Stored dataset items:
## Start

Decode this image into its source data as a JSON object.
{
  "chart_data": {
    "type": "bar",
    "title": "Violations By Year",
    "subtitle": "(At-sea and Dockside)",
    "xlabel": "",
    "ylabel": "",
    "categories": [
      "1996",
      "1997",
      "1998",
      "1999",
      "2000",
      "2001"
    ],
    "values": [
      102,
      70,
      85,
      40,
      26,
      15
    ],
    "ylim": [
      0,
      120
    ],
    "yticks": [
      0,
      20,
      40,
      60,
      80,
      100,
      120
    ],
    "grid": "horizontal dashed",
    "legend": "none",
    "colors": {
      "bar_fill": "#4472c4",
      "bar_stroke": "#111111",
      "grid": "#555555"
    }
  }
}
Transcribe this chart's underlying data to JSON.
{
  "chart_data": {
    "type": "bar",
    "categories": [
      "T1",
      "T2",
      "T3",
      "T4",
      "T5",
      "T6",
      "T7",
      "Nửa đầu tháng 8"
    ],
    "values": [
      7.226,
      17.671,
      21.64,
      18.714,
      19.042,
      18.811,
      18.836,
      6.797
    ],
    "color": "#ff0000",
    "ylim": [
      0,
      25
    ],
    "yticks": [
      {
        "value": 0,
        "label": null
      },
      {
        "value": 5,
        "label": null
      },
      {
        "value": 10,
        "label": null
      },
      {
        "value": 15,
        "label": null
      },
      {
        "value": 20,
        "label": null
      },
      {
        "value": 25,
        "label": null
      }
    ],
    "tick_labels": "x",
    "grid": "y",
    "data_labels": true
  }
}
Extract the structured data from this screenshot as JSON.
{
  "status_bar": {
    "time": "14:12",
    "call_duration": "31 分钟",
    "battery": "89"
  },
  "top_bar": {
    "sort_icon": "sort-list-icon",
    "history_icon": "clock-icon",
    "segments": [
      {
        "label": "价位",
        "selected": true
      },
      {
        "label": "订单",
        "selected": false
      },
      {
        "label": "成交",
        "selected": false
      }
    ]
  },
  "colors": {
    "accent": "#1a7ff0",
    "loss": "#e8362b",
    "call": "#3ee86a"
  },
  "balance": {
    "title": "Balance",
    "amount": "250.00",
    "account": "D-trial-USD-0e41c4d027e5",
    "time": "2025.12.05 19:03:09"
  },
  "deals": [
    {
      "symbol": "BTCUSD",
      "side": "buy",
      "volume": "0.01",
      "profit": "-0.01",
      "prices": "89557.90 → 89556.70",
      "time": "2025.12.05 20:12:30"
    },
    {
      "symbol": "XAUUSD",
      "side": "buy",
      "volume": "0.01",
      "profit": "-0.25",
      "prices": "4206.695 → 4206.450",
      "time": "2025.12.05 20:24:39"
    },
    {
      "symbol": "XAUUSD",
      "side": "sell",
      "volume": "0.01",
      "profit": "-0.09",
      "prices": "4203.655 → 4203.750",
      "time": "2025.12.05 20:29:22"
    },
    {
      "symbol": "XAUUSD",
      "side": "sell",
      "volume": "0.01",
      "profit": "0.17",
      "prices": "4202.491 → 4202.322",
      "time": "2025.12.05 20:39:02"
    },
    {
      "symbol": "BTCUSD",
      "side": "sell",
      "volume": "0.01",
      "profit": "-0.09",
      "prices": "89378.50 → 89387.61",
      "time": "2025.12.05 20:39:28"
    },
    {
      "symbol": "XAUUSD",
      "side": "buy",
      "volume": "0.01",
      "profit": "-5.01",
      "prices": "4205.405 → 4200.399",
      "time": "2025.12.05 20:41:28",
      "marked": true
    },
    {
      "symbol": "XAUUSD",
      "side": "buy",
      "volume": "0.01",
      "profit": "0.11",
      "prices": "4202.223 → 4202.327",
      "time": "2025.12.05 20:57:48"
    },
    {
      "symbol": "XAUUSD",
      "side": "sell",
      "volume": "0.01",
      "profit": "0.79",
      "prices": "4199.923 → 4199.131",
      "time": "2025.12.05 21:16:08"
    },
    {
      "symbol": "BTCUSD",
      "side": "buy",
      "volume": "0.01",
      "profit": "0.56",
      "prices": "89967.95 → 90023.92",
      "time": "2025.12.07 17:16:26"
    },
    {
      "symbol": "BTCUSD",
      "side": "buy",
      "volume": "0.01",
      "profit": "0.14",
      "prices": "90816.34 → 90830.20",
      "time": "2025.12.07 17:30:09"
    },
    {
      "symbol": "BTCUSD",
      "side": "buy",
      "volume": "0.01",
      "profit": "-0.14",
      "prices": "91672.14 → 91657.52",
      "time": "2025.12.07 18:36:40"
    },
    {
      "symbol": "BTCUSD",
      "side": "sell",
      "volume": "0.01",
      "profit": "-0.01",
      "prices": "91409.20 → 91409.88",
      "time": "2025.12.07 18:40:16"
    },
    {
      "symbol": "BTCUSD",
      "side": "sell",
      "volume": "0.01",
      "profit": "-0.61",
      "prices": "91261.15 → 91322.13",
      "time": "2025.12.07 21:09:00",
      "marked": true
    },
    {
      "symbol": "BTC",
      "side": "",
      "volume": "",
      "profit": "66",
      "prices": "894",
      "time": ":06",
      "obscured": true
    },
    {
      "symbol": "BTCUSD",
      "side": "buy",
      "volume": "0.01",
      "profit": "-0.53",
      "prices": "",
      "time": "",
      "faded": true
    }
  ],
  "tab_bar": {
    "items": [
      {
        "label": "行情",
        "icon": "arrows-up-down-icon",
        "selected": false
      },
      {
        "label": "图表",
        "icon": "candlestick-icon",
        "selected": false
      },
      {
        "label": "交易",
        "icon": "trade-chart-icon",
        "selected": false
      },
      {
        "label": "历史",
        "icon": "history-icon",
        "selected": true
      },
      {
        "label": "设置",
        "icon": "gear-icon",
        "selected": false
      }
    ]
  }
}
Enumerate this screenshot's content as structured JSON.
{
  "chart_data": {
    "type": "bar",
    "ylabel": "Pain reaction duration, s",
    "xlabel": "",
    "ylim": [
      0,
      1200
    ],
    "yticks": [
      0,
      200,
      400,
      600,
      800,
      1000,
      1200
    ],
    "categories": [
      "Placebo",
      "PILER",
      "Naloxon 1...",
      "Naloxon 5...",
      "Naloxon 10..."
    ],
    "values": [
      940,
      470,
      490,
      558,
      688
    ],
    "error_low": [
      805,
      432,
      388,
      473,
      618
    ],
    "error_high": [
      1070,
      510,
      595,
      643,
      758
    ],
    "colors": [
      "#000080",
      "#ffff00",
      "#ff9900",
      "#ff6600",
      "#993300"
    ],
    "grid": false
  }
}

## End

### PROMPT
List every line above that contains the word "grid".

### SOLUTION
    "grid": "horizontal dashed",
      "grid": "#555555"
    "grid": "y",
    "grid": false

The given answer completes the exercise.